Sobre quem a sombra faz um anjo, e que acariciamos,

A criança que sentimos nascer na alma."

 

Hugo capturou com perfeição a essência da infância como um período de pureza e inocência, mas que também carrega a promessa de sonhos e desafios. De certa forma, sua poesia ecoava meu próprio percurso pela cidade. Outro poema, Infância,  do escritor francês Jules Supervielle, retrata as  memórias e os sentimentos de forma mágica e lírica.:

"E eu caminho através da minha infância perdida,

Com a lâmpada erguida e o coração suspenso."

 

"E eu caminho através da minha infância perdida,

Com a lâmpada erguida e o coração suspenso."

 

Foi uma viagem que transcendeu o físico, atravessando memórias e emoções que pareciam adormecidas, aguardando apenas o momento de serem redescobertas.

 

Minha mãe, com seus 90 anos, foi o ponto central dessa jornada. Ao vê-la, uma torrente de sentimentos me invadiu. Lá estava ela, tão frágil no corpo, mas com uma essência que desafiava o tempo — uma presença que, ao mesmo tempo, trazia serenidade e tempestade. A vida esvaía-se nela com um aviso mortal e imortal, como se sua existência fosse um poema vivido.

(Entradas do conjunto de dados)
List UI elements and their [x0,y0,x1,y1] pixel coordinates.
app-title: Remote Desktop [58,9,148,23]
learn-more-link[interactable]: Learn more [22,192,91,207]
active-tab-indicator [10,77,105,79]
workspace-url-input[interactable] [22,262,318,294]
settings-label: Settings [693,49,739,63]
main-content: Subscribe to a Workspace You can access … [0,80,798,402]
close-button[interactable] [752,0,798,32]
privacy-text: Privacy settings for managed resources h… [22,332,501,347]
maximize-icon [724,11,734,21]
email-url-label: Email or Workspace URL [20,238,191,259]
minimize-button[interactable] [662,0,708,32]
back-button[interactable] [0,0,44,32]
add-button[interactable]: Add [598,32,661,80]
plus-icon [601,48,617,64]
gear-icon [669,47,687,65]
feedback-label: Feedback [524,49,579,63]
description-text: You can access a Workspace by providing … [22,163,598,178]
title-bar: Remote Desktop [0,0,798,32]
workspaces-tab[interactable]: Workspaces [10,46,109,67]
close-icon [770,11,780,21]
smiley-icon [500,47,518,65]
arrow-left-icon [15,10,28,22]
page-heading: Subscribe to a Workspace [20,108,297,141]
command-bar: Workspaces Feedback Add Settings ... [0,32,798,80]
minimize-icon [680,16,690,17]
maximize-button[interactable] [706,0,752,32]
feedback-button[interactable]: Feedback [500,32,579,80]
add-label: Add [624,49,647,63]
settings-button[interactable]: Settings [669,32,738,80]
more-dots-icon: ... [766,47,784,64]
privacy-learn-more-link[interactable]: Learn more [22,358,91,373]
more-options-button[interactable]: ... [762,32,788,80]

* [Perguntas]:
a) Transcreva do trecho sobre a infância a passagem que vai de "Foi uma viagem" até "um poema vivido.".
b) Responda com base no trecho sobre a infância:
(i) Qual escritor é apontado como autor do poema Infância?
(ii) Quantos anos tem a mãe de quem narra?
(iii) Na citação do poema Infância, o que vai erguido enquanto se caminha pela infância perdida?
c) Escreva a continuação do trecho sobre a infância a partir da última frase apresentada.

* [Resultados das tarefas]:
a)
Foi uma viagem que transcendeu o físico, atravessando memórias e emoções que pareciam adormecidas, aguardando apenas o momento de serem redescobertas.

 

Minha mãe, com seus 90 anos, foi o ponto central dessa jornada. Ao vê-la, uma torrente de sentimentos me invadiu. Lá estava ela, tão frágil no corpo, mas com uma essência que desafiava o tempo — uma presença que, ao mesmo tempo, trazia serenidade e tempestade. A vida esvaía-se nela com um aviso mortal e imortal, como se sua existência fosse um poema vivido.

b)
(i) O escritor francês Jules Supervielle.
(ii) Ela tem 90 anos.
(iii) A lâmpada vai erguida.

c)
Calei-me e entreguei-me ao momento. No fundo, não fiz nada, fez-se em mim! Estive numa manhã com ela e um pouco da tarde. Pois a vida fez suas preces, ruge através do leão dos acontecimentos e fere as estradas do encontro com soberana necessidade. De repente, agora era noite... um sonho...

 

Lembrei-me de outro trecho poético do escritor Supervielle, que parecia sussurrar ali:

"O tempo vem ao nosso encontro

Com suas mãos pálidas

E suas vestes de esquecimento."

 

Mesmo com o Alzheimer apagando parte de suas memórias, era impressionante como sua essência resistia. Ela ainda sorria, ainda encontrava prazer nos pequenos momentos. Minha irmã comentou como a doença havia, de certa forma, suavizado a dor do falecimento do meu irmão. A perda não desapareceu, mas foi como se a névoa da doença tivesse coberto a dor, deixando uma mulher mais temperada, talvez até feliz.

 

O poeta inglês Robert Browning disse uma vez:

"Envelheça junto comigo!

O melhor ainda está por vir,

O final da vida, para o qual o início foi feito."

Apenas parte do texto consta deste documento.